• Data for this exercise:
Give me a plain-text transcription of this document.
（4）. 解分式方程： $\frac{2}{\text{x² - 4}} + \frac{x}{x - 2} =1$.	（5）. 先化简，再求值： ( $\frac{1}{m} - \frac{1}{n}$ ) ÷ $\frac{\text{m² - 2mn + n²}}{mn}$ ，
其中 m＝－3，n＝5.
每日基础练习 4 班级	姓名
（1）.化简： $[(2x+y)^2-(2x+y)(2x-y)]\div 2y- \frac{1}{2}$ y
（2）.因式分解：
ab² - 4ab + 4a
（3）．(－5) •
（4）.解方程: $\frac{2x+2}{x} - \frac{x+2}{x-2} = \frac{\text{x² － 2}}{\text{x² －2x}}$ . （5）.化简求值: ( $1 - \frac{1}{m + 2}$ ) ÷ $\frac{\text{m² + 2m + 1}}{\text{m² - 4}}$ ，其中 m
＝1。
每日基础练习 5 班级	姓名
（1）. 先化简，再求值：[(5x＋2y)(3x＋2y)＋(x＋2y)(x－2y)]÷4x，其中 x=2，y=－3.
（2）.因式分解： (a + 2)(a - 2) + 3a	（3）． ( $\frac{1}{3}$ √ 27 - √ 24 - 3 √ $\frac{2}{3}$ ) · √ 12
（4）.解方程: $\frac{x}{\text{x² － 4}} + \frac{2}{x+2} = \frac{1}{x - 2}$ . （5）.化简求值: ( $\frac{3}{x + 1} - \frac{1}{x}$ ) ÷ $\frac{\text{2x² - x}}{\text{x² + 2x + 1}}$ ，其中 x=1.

• Stated exercise: Reproduce the records above exactly.

• Solution to this task:
Give me a plain-text transcription of this document.
（4）. 解分式方程： $\frac{2}{\text{x² - 4}} + \frac{x}{x - 2} =1$.	（5）. 先化简，再求值： ( $\frac{1}{m} - \frac{1}{n}$ ) ÷ $\frac{\text{m² - 2mn + n²}}{mn}$ ，
其中 m＝－3，n＝5.
每日基础练习 4 班级	姓名
（1）.化简： $[(2x+y)^2-(2x+y)(2x-y)]\div 2y- \frac{1}{2}$ y
（2）.因式分解：
ab² - 4ab + 4a
（3）．(－5) •
（4）.解方程: $\frac{2x+2}{x} - \frac{x+2}{x-2} = \frac{\text{x² － 2}}{\text{x² －2x}}$ . （5）.化简求值: ( $1 - \frac{1}{m + 2}$ ) ÷ $\frac{\text{m² + 2m + 1}}{\text{m² - 4}}$ ，其中 m
＝1。
每日基础练习 5 班级	姓名
（1）. 先化简，再求值：[(5x＋2y)(3x＋2y)＋(x＋2y)(x－2y)]÷4x，其中 x=2，y=－3.
（2）.因式分解： (a + 2)(a - 2) + 3a	（3）． ( $\frac{1}{3}$ √ 27 - √ 24 - 3 √ $\frac{2}{3}$ ) · √ 12
（4）.解方程: $\frac{x}{\text{x² － 4}} + \frac{2}{x+2} = \frac{1}{x - 2}$ . （5）.化简求值: ( $\frac{3}{x + 1} - \frac{1}{x}$ ) ÷ $\frac{\text{2x² - x}}{\text{x² + 2x + 1}}$ ，其中 x=1.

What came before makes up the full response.